Pablo, in your reply below you say that the text in 8200 is "crystal clear". It requires an interesting lens to find something "crystal clear" about which so many people have expressed so much disagreement. While a lawyer may claim to a judge that text in a contract is crystal clear, it is almost always hyperbole. That may be useful in other contexts. It is not useful here.

As far as I can tell, the text allows the interpretation that the PSP protagonists have reached. It also allows other interpretations. In the absence of clarity, I can not claim that PSP biolates 8200. But it sure as heck is not "crystal clear".

I also find the articulated use cases for PSP muddy. And as far as I can tell, if the use cases are accurate, then there is a need for greater clarity in the underlying drafts (NP because I do not want to try call back the base SRH document) about the restrictions on paths that can be used.

Yours,
Joel

On 3/10/2020 2:13 PM, Pablo Camarillo (pcamaril) wrote:
Hi Chris,

Thanks for going through the document.
The behaviors 4.13 (End.B6.Encaps), 4.14 (End.B6.Encaps.Red) and 4.15 (End.BM) 
correspond to Binding SIDs [1].

As a result of 4.13 for example, the packet is encapsulated with a new IPv6 
header and an SRH that contains the SR policy associated to the BSID.
Once the new IPv6 header is pushed into the packet, the NET-PGM pseudocode 
passes this packet to the IPv6 module of the router for transmission.

Normally the Upper-Layer Header should not be processed on a packet with a 
BSID, since you have just pushed an SR policy into the packet.
That said, when the ultimate destination is BSID, then the Upper Layer Header 
processing is the same to End (4.1).

Hope it clarifies.

Thanks,
Pablo.

[1]. https://tools.ietf.org/html/rfc8402#section-5


-----Original Message-----
From: spring <spring-boun...@ietf.org> on behalf of Christian Hopps 
<cho...@chopps.org>
Date: Saturday, 7 March 2020 at 12:50
To: "spring@ietf.org" <spring@ietf.org>
Cc: Christian Hopps <cho...@chopps.org>
Subject: [spring] Question on draft-ietf-spring-srv6-network-programming-12

     In sections 4.13, (implicitly in 4.14) and 4.15 a set of steps is 
indicated. As far as I can tell the processing of the IPv6 header chain in all 
cases is terminated. e.g.,
"

◆ **Dataset rows**:
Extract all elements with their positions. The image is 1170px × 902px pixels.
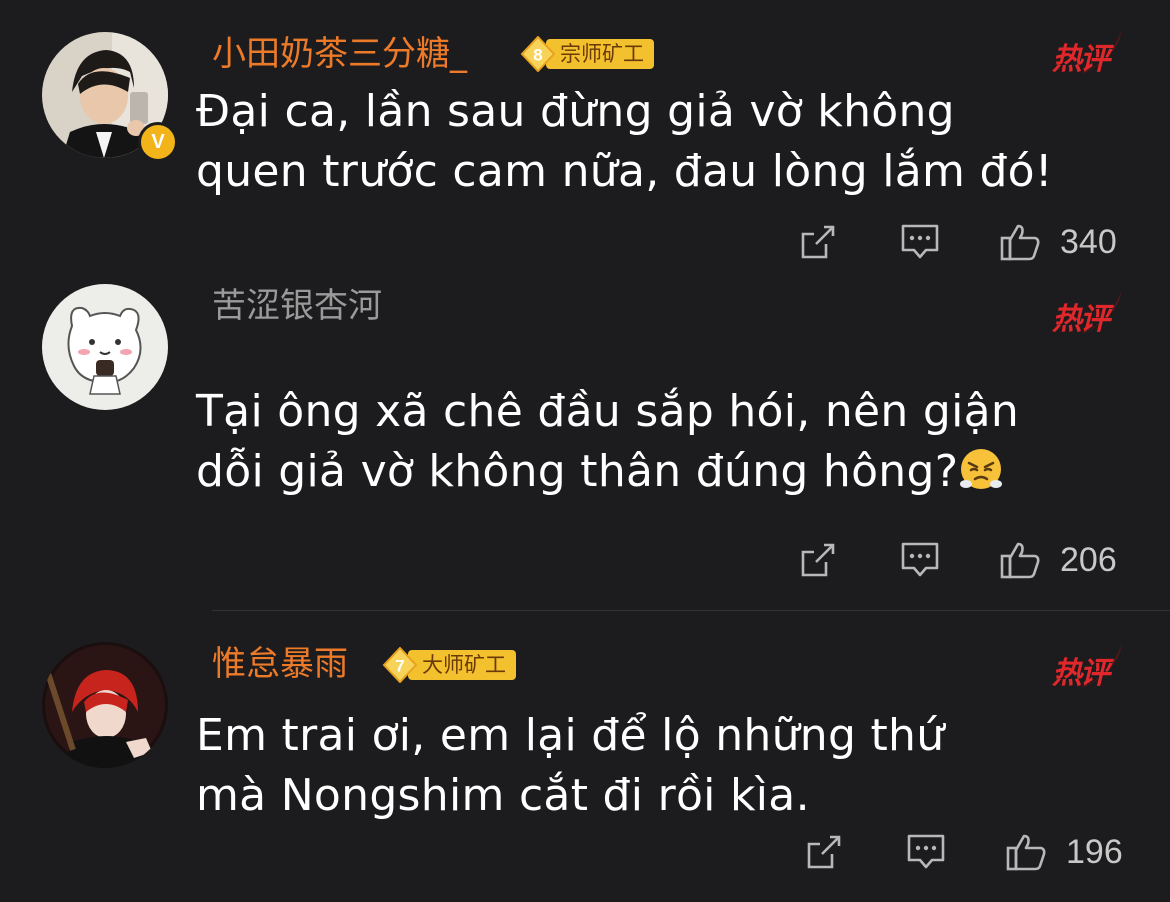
comment-actions: 340: [780, 220, 1140, 266]
username[interactable]: 惟怠暴雨: [212, 642, 348, 686]
level-badge[interactable]: 7 大师矿工: [382, 647, 516, 683]
comment-item: V 小田奶茶三分糖_ 8 宗师矿工 热评 Đại ca, lần sau đừn…: [0, 0, 1170, 290]
avatar[interactable]: [42, 284, 168, 410]
comment-text: Tại ông xã chê đầu sắp hói, nên giận dỗi…: [196, 382, 1146, 502]
svg-text:7: 7: [395, 657, 404, 676]
svg-text:8: 8: [533, 46, 542, 65]
comment-icon[interactable]: [898, 220, 942, 264]
comment-actions: 206: [780, 538, 1140, 584]
level-title: 宗师矿工: [546, 39, 654, 69]
thumbs-up-icon[interactable]: [998, 538, 1042, 582]
thumbs-up-icon[interactable]: [998, 220, 1042, 264]
comment-text-line: quen trước cam nữa, đau lòng lắm đó!: [196, 146, 1053, 197]
comment-text-line: Tại ông xã chê đầu sắp hói, nên giận: [196, 386, 1020, 437]
comment-divider: [212, 610, 1170, 611]
username[interactable]: 苦涩银杏河: [212, 284, 382, 328]
hot-comment-tag: 热评: [1046, 642, 1126, 692]
hot-comment-label: 热评: [1052, 302, 1110, 337]
like-count: 340: [1060, 223, 1117, 261]
huffing-face-emoji: [960, 449, 1003, 489]
like-count: 206: [1060, 541, 1117, 579]
comment-text-line: mà Nongshim cắt đi rồi kìa.: [196, 770, 810, 821]
thumbs-up-icon[interactable]: [1004, 830, 1048, 874]
avatar[interactable]: [42, 642, 168, 768]
username[interactable]: 小田奶茶三分糖_: [212, 32, 467, 76]
avatar-image: [42, 642, 168, 768]
comment-item: 苦涩银杏河 热评 Tại ông xã chê đầu sắp hói, nên…: [0, 280, 1170, 610]
comment-item: 惟怠暴雨 7 大师矿工 热评 Em trai ơi, em lại để lộ …: [0, 620, 1170, 902]
comment-icon[interactable]: [898, 538, 942, 582]
avatar-image: [42, 284, 168, 410]
comment-text: Em trai ơi, em lại để lộ những thứ mà No…: [196, 706, 1146, 826]
comment-text: Đại ca, lần sau đừng giả vờ không quen t…: [196, 82, 1146, 202]
hot-comment-label: 热评: [1052, 656, 1110, 691]
like-count: 196: [1066, 833, 1123, 871]
share-icon[interactable]: [802, 830, 846, 874]
hot-comment-tag: 热评: [1046, 28, 1126, 78]
avatar[interactable]: V: [42, 32, 178, 162]
comment-text-line: Em trai ơi, em lại để lộ những thứ: [196, 710, 945, 761]
level-diamond-icon: 7: [382, 647, 418, 683]
verified-badge: V: [138, 122, 178, 162]
hot-comment-label: 热评: [1052, 42, 1110, 77]
hot-comment-tag: 热评: [1046, 288, 1126, 338]
share-icon[interactable]: [796, 538, 840, 582]
comment-icon[interactable]: [904, 830, 948, 874]
comment-text-line: Đại ca, lần sau đừng giả vờ không: [196, 86, 955, 137]
level-title: 大师矿工: [408, 650, 516, 680]
level-diamond-icon: 8: [520, 36, 556, 72]
level-badge[interactable]: 8 宗师矿工: [520, 36, 654, 72]
share-icon[interactable]: [796, 220, 840, 264]
comment-text-line: dỗi giả vờ không thân đúng hông?: [196, 442, 1146, 502]
comment-actions: 196: [780, 830, 1140, 876]
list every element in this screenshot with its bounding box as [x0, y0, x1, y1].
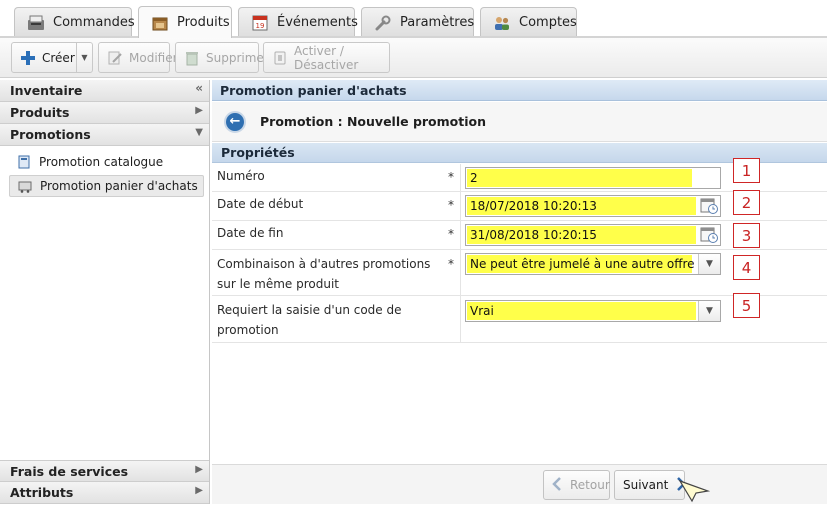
required-marker: *: [448, 198, 454, 212]
code-promotion-select[interactable]: Vrai ▼: [465, 300, 721, 322]
nav-item-label: Promotion catalogue: [39, 155, 164, 169]
chevron-down-icon[interactable]: ▼: [698, 301, 720, 321]
triangle-right-icon: ▶: [195, 464, 203, 475]
nav-section-label: Attributs: [10, 485, 74, 500]
next-label: Suivant: [623, 478, 669, 492]
trash-icon: [184, 50, 200, 66]
triangle-down-icon: ▼: [195, 127, 203, 138]
field-label: Numéro: [217, 169, 265, 183]
double-chevron-left-icon[interactable]: «: [195, 81, 203, 95]
tab-produits[interactable]: Produits: [138, 6, 232, 38]
calendar-picker-icon[interactable]: [699, 226, 719, 244]
combinaison-select[interactable]: Ne peut être jumelé à une autre offre ▼: [465, 253, 721, 275]
mouse-cursor-icon: [678, 479, 711, 506]
main-tab-bar: Commandes Produits 19 Événements Paramèt…: [0, 0, 827, 38]
field-value: 2: [470, 171, 478, 185]
required-marker: *: [448, 170, 454, 184]
form-header: ← Promotion : Nouvelle promotion: [212, 102, 827, 142]
edit-button[interactable]: Modifier: [98, 42, 178, 73]
chevron-down-icon: ▼: [81, 53, 88, 62]
numero-input[interactable]: 2: [465, 167, 721, 189]
chevron-down-icon[interactable]: ▼: [698, 254, 720, 274]
tab-label: Produits: [177, 15, 230, 30]
nav-section-label: Frais de services: [10, 464, 129, 479]
orders-icon: [27, 15, 45, 31]
tab-label: Événements: [277, 15, 358, 30]
field-value: Vrai: [470, 304, 494, 318]
edit-label: Modifier: [129, 50, 178, 65]
wrench-icon: [374, 15, 392, 31]
nav-section-label: Inventaire: [10, 83, 83, 98]
required-marker: *: [448, 257, 454, 271]
date-fin-input[interactable]: 31/08/2018 10:20:15: [465, 224, 721, 246]
create-button[interactable]: Créer: [11, 42, 77, 73]
nav-item-promotion-catalogue[interactable]: Promotion catalogue: [9, 151, 204, 173]
svg-text:19: 19: [256, 22, 265, 30]
field-label: Date de fin: [217, 226, 284, 240]
panel-title: Promotion panier d'achats: [212, 80, 827, 101]
main-panel: Promotion panier d'achats ← Promotion : …: [212, 80, 827, 504]
nav-item-label: Promotion panier d'achats: [40, 179, 198, 193]
cart-promo-icon: [18, 179, 32, 193]
catalogue-icon: [17, 155, 31, 169]
tab-comptes[interactable]: Comptes: [480, 7, 577, 37]
tab-commandes[interactable]: Commandes: [14, 7, 135, 37]
nav-section-label: Promotions: [10, 127, 91, 142]
field-value: 31/08/2018 10:20:15: [470, 228, 597, 242]
calendar-icon: 19: [251, 15, 269, 31]
tab-label: Comptes: [519, 15, 577, 30]
annotation-marker-4: 4: [733, 255, 760, 280]
date-debut-input[interactable]: 18/07/2018 10:20:13: [465, 195, 721, 217]
field-label: Date de début: [217, 197, 304, 211]
annotation-marker-5: 5: [733, 293, 760, 318]
form-footer: Retour Suivant: [212, 464, 827, 504]
create-dropdown-button[interactable]: ▼: [76, 42, 93, 73]
left-navigation: Inventaire « Produits ▶ Promotions ▼ Pro…: [0, 80, 210, 504]
back-button[interactable]: Retour: [543, 470, 610, 500]
calendar-picker-icon[interactable]: [699, 197, 719, 215]
nav-section-attributes[interactable]: Attributs ▶: [0, 482, 209, 504]
annotation-marker-1: 1: [733, 158, 760, 183]
triangle-right-icon: ▶: [195, 485, 203, 496]
field-value: Ne peut être jumelé à une autre offre: [470, 257, 695, 271]
edit-pencil-icon: [107, 50, 123, 66]
triangle-right-icon: ▶: [195, 105, 203, 116]
next-button[interactable]: Suivant: [614, 470, 687, 500]
field-label: Combinaison à d'autres promotions sur le…: [217, 257, 431, 291]
chevron-left-icon: [552, 476, 562, 494]
nav-section-inventory[interactable]: Inventaire «: [0, 80, 209, 102]
tab-evenements[interactable]: 19 Événements: [238, 7, 358, 37]
toolbar: Créer ▼ Modifier Supprimer Activer / Dés…: [0, 38, 827, 78]
field-value: 18/07/2018 10:20:13: [470, 199, 597, 213]
back-label: Retour: [570, 478, 610, 492]
users-icon: [493, 15, 511, 31]
toggle-label: Activer / Désactiver: [294, 43, 359, 72]
nav-section-service-fees[interactable]: Frais de services ▶: [0, 460, 209, 482]
nav-section-label: Produits: [10, 105, 70, 120]
delete-button[interactable]: Supprimer: [175, 42, 269, 73]
nav-section-products[interactable]: Produits ▶: [0, 102, 209, 124]
back-arrow-icon[interactable]: ←: [224, 110, 246, 133]
tab-parametres[interactable]: Paramètres: [361, 7, 474, 37]
annotation-marker-2: 2: [733, 190, 760, 215]
form-subtitle: Promotion : Nouvelle promotion: [260, 114, 487, 129]
annotation-marker-3: 3: [733, 223, 760, 248]
delete-label: Supprimer: [206, 50, 269, 65]
plus-icon: [20, 50, 36, 66]
toggle-active-button[interactable]: Activer / Désactiver: [263, 42, 390, 73]
tab-label: Paramètres: [400, 15, 475, 30]
nav-section-promotions[interactable]: Promotions ▼: [0, 124, 209, 146]
field-label: Requiert la saisie d'un code de promotio…: [217, 303, 402, 337]
tab-label: Commandes: [53, 15, 135, 30]
toggle-icon: [272, 50, 288, 66]
required-marker: *: [448, 227, 454, 241]
products-box-icon: [151, 15, 169, 31]
create-label: Créer: [42, 50, 75, 65]
nav-item-promotion-panier[interactable]: Promotion panier d'achats: [9, 175, 204, 197]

◆ **Goals**:
1. Answer these questions about the email thread:
(a) Which behavior is numbered 4.15?
(b) To which RFC section does the footnote link point?
(c) What date and time are given on the original message from Christian Hopps?
2. Revise the stretch of the email thread from "On 3/10/2020 2:13" through "and 4.15 (End.BM)", replacing "Chris" with "Christian".
The data were drawn from a different source.

◆ **Task-by-task answers**:
1.
(a) End.BM
(b) https://tools.ietf.org/html/rfc8402#section-5
(c) Saturday, 7 March 2020 at 12:50

2.
On 3/10/2020 2:13 PM, Pablo Camarillo (pcamaril) wrote:
Hi Christian,

Thanks for going through the document.
The behaviors 4.13 (End.B6.Encaps), 4.14 (End.B6.Encaps.Red) and 4.15 (End.BM)